[begin Input records]
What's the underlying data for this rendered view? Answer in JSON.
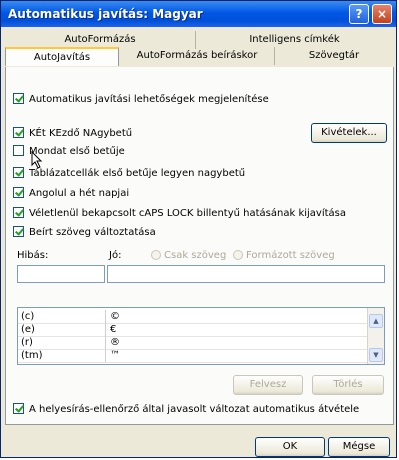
{
  "window": {
    "title": "Automatikus javítás: Magyar",
    "help_glyph": "?",
    "close_glyph": "×"
  },
  "tabs_back": [
    "AutoFormázás",
    "Intelligens címkék"
  ],
  "tabs_front": [
    "AutoJavítás",
    "AutoFormázás beíráskor",
    "Szövegtár"
  ],
  "active_tab": "AutoJavítás",
  "checkboxes": {
    "show_buttons": {
      "label": "Automatikus javítási lehetőségek megjelenítése",
      "checked": true
    },
    "two_initial_caps": {
      "label": "KÉt KEzdő NAgybetű",
      "checked": true
    },
    "sentence_first": {
      "label": "Mondat első betűje",
      "checked": false
    },
    "table_cells": {
      "label": "Táblázatcellák első betűje legyen nagybetű",
      "checked": true
    },
    "day_names": {
      "label": "Angolul a hét napjai",
      "checked": true
    },
    "caps_lock": {
      "label": "Véletlenül bekapcsolt cAPS LOCK billentyű hatásának kijavítása",
      "checked": true
    },
    "replace_text": {
      "label": "Beírt szöveg változtatása",
      "checked": true
    },
    "spell_suggestions": {
      "label": "A helyesírás-ellenőrző által javasolt változat automatikus átvétele",
      "checked": true
    }
  },
  "exceptions_button": "Kivételek...",
  "replace": {
    "label_from": "Hibás:",
    "label_to": "Jó:",
    "radio_plain": "Csak szöveg",
    "radio_formatted": "Formázott szöveg",
    "from_value": "",
    "to_value": ""
  },
  "list_rows": [
    {
      "from": "(c)",
      "to": "©"
    },
    {
      "from": "(e)",
      "to": "€"
    },
    {
      "from": "(r)",
      "to": "®"
    },
    {
      "from": "(tm)",
      "to": "™"
    }
  ],
  "buttons": {
    "replace": "Felvesz",
    "delete": "Törlés",
    "ok": "OK",
    "cancel": "Mégse"
  },
  "scroll_up": "▲",
  "scroll_down": "▼"
}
[end Input records]
Make an exact copy of every entry above, minus the images.

• [Task response]
What's the underlying data for this rendered view? Answer in JSON.
{
  "window": {
    "title": "Automatikus javítás: Magyar",
    "help_glyph": "?",
    "close_glyph": "×"
  },
  "tabs_back": [
    "AutoFormázás",
    "Intelligens címkék"
  ],
  "tabs_front": [
    "AutoJavítás",
    "AutoFormázás beíráskor",
    "Szövegtár"
  ],
  "active_tab": "AutoJavítás",
  "checkboxes": {
    "show_buttons": {
      "label": "Automatikus javítási lehetőségek megjelenítése",
      "checked": true
    },
    "two_initial_caps": {
      "label": "KÉt KEzdő NAgybetű",
      "checked": true
    },
    "sentence_first": {
      "label": "Mondat első betűje",
      "checked": false
    },
    "table_cells": {
      "label": "Táblázatcellák első betűje legyen nagybetű",
      "checked": true
    },
    "day_names": {
      "label": "Angolul a hét napjai",
      "checked": true
    },
    "caps_lock": {
      "label": "Véletlenül bekapcsolt cAPS LOCK billentyű hatásának kijavítása",
      "checked": true
    },
    "replace_text": {
      "label": "Beírt szöveg változtatása",
      "checked": true
    },
    "spell_suggestions": {
      "label": "A helyesírás-ellenőrző által javasolt változat automatikus átvétele",
      "checked": true
    }
  },
  "exceptions_button": "Kivételek...",
  "replace": {
    "label_from": "Hibás:",
    "label_to": "Jó:",
    "radio_plain": "Csak szöveg",
    "radio_formatted": "Formázott szöveg",
    "from_value": "",
    "to_value": ""
  },
  "list_rows": [
    {
      "from": "(c)",
      "to": "©"
    },
    {
      "from": "(e)",
      "to": "€"
    },
    {
      "from": "(r)",
      "to": "®"
    },
    {
      "from": "(tm)",
      "to": "™"
    }
  ],
  "buttons": {
    "replace": "Felvesz",
    "delete": "Törlés",
    "ok": "OK",
    "cancel": "Mégse"
  },
  "scroll_up": "▲",
  "scroll_down": "▼"
}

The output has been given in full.